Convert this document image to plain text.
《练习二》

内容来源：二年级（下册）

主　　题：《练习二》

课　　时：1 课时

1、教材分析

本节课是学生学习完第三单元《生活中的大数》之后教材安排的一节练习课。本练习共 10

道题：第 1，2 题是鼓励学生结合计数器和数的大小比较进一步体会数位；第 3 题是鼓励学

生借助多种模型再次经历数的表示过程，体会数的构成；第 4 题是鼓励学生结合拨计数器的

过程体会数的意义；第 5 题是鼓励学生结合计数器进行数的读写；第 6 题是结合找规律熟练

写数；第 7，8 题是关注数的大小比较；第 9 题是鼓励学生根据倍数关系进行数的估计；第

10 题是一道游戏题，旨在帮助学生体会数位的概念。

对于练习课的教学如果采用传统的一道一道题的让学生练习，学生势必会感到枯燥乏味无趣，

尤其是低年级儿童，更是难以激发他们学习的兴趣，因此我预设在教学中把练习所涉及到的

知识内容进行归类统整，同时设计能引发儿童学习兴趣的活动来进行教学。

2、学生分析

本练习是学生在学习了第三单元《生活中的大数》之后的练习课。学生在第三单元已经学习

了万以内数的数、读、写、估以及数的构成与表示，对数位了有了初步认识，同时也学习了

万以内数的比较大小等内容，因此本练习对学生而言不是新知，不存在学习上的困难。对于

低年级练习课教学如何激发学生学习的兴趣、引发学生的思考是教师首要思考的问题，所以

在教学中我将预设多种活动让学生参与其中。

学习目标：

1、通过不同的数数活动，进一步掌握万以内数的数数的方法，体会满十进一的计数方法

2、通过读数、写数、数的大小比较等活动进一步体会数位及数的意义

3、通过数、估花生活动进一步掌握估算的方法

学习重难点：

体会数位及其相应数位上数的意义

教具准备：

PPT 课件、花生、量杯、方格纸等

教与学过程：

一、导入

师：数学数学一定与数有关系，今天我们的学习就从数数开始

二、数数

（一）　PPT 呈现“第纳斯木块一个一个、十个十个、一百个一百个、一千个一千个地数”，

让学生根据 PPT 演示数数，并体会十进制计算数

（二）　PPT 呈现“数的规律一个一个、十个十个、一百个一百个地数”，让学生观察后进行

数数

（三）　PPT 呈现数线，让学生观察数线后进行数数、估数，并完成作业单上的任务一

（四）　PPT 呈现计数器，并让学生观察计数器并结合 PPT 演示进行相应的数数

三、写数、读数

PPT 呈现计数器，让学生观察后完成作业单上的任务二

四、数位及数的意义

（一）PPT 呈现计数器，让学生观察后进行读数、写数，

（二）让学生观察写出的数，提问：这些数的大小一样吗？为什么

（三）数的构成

:: Your goal ::
Send back every record, precisely as written.

:: Full output ::
Convert this document image to plain text.
《练习二》

内容来源：二年级（下册）

主　　题：《练习二》

课　　时：1 课时

1、教材分析

本节课是学生学习完第三单元《生活中的大数》之后教材安排的一节练习课。本练习共 10

道题：第 1，2 题是鼓励学生结合计数器和数的大小比较进一步体会数位；第 3 题是鼓励学

生借助多种模型再次经历数的表示过程，体会数的构成；第 4 题是鼓励学生结合拨计数器的

过程体会数的意义；第 5 题是鼓励学生结合计数器进行数的读写；第 6 题是结合找规律熟练

写数；第 7，8 题是关注数的大小比较；第 9 题是鼓励学生根据倍数关系进行数的估计；第

10 题是一道游戏题，旨在帮助学生体会数位的概念。

对于练习课的教学如果采用传统的一道一道题的让学生练习，学生势必会感到枯燥乏味无趣，

尤其是低年级儿童，更是难以激发他们学习的兴趣，因此我预设在教学中把练习所涉及到的

知识内容进行归类统整，同时设计能引发儿童学习兴趣的活动来进行教学。

2、学生分析

本练习是学生在学习了第三单元《生活中的大数》之后的练习课。学生在第三单元已经学习

了万以内数的数、读、写、估以及数的构成与表示，对数位了有了初步认识，同时也学习了

万以内数的比较大小等内容，因此本练习对学生而言不是新知，不存在学习上的困难。对于

低年级练习课教学如何激发学生学习的兴趣、引发学生的思考是教师首要思考的问题，所以

在教学中我将预设多种活动让学生参与其中。

学习目标：

1、通过不同的数数活动，进一步掌握万以内数的数数的方法，体会满十进一的计数方法

2、通过读数、写数、数的大小比较等活动进一步体会数位及数的意义

3、通过数、估花生活动进一步掌握估算的方法

学习重难点：

体会数位及其相应数位上数的意义

教具准备：

PPT 课件、花生、量杯、方格纸等

教与学过程：

一、导入

师：数学数学一定与数有关系，今天我们的学习就从数数开始

二、数数

（一）　PPT 呈现“第纳斯木块一个一个、十个十个、一百个一百个、一千个一千个地数”，

让学生根据 PPT 演示数数，并体会十进制计算数

（二）　PPT 呈现“数的规律一个一个、十个十个、一百个一百个地数”，让学生观察后进行

数数

（三）　PPT 呈现数线，让学生观察数线后进行数数、估数，并完成作业单上的任务一

（四）　PPT 呈现计数器，并让学生观察计数器并结合 PPT 演示进行相应的数数

三、写数、读数

PPT 呈现计数器，让学生观察后完成作业单上的任务二

四、数位及数的意义

（一）PPT 呈现计数器，让学生观察后进行读数、写数，

（二）让学生观察写出的数，提问：这些数的大小一样吗？为什么

（三）数的构成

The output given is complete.